§ **Prompt**
Report only the number of lines that hold the word "possess".

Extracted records
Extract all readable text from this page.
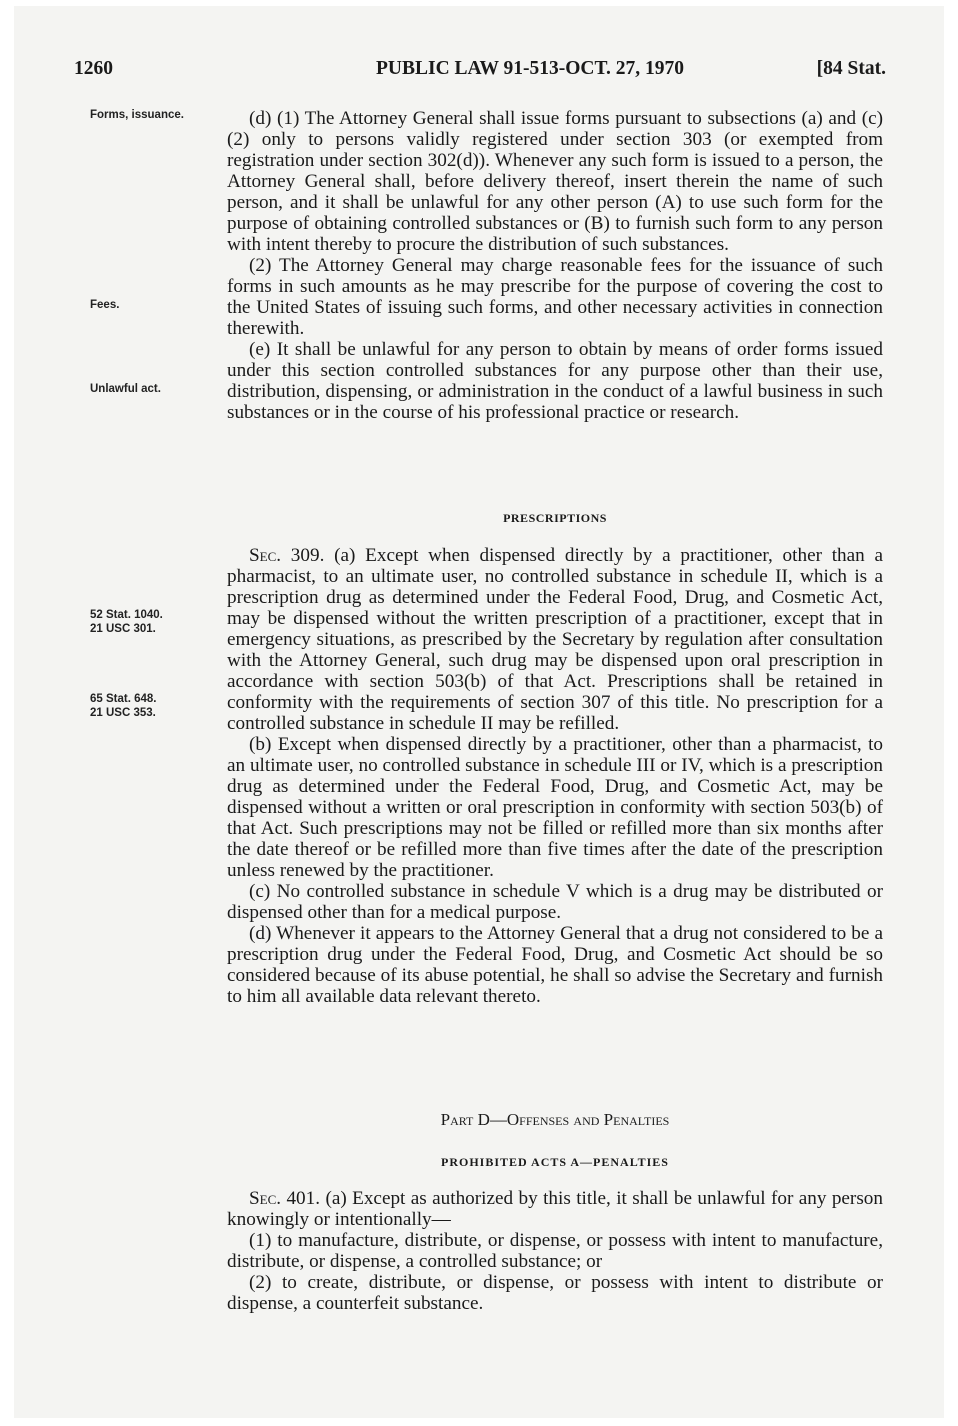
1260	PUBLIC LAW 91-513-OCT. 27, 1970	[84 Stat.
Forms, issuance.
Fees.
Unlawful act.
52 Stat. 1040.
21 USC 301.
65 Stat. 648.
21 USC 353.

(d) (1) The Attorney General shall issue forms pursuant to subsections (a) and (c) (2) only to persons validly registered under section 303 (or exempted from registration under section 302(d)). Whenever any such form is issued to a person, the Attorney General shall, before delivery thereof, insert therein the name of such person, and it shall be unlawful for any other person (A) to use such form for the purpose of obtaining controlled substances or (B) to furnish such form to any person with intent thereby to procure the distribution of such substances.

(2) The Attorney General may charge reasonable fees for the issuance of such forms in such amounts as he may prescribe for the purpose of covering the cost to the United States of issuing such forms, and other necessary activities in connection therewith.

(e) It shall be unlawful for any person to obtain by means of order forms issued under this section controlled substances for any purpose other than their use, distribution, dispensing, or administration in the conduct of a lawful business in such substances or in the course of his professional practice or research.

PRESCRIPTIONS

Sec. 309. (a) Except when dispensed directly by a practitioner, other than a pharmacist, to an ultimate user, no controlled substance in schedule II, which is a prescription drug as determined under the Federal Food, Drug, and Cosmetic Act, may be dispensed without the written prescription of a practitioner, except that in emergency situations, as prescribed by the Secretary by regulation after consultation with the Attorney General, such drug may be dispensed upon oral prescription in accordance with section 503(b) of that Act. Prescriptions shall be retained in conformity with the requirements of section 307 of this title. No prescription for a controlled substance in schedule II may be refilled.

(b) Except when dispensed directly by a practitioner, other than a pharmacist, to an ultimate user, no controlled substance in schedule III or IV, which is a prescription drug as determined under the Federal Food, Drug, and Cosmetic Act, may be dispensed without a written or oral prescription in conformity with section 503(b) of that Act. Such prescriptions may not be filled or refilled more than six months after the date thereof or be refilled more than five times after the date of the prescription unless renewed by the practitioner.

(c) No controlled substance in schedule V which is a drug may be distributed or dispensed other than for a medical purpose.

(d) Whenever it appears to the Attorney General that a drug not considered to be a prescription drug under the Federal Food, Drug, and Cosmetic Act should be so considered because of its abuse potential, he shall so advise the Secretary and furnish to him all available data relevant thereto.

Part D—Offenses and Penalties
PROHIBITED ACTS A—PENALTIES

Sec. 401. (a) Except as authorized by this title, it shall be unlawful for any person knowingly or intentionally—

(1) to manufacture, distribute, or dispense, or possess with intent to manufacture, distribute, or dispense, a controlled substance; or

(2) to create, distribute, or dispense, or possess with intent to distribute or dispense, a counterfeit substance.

--

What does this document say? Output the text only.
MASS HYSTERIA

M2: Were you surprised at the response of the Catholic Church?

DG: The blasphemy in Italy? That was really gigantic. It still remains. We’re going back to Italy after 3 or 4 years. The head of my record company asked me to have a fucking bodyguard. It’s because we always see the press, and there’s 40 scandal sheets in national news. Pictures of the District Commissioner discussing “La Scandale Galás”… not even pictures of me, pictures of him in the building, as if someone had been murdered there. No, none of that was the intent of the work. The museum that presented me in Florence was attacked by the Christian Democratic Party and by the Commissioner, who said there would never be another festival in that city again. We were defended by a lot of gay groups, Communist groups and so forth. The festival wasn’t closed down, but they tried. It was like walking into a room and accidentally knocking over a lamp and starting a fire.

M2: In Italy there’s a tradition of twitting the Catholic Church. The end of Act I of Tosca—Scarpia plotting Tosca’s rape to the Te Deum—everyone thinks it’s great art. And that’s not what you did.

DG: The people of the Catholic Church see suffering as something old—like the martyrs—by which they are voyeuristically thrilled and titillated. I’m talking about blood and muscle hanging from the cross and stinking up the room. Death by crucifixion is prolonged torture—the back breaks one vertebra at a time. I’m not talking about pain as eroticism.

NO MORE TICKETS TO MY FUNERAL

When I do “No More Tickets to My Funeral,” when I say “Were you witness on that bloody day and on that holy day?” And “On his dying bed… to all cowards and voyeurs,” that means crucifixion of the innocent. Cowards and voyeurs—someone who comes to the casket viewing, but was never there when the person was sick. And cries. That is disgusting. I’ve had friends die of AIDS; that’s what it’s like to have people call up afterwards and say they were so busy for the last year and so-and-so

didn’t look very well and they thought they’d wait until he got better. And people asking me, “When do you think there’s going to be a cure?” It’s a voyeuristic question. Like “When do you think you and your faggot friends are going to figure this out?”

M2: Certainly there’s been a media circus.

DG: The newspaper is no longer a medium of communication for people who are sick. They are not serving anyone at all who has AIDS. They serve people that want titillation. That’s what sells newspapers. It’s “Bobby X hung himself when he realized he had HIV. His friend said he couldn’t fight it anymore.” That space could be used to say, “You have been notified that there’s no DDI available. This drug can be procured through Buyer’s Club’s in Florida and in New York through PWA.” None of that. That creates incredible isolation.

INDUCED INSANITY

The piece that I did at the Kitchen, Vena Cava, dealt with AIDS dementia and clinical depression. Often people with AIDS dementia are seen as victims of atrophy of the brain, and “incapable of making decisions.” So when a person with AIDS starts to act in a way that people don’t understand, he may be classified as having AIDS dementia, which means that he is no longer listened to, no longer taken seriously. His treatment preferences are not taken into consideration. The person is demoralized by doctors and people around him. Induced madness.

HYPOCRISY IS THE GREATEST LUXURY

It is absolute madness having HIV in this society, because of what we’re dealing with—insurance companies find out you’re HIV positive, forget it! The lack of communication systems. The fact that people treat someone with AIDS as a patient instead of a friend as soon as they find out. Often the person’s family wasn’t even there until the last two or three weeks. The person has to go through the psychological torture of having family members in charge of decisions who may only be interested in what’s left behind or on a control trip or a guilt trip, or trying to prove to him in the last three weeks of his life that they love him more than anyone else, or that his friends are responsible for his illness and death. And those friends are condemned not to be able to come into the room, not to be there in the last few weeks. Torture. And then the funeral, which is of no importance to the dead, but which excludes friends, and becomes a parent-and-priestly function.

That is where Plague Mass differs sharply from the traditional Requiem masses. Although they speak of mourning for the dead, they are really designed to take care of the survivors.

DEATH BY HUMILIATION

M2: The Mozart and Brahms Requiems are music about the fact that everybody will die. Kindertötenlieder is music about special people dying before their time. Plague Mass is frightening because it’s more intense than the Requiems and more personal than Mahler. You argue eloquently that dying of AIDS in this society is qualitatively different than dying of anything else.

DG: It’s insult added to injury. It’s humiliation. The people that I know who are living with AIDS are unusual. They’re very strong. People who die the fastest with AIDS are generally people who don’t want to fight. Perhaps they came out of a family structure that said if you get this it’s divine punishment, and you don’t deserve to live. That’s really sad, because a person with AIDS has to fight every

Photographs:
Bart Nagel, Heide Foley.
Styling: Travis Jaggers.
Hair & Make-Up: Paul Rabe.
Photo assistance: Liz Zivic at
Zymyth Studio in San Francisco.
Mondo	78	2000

§ **Solution**
2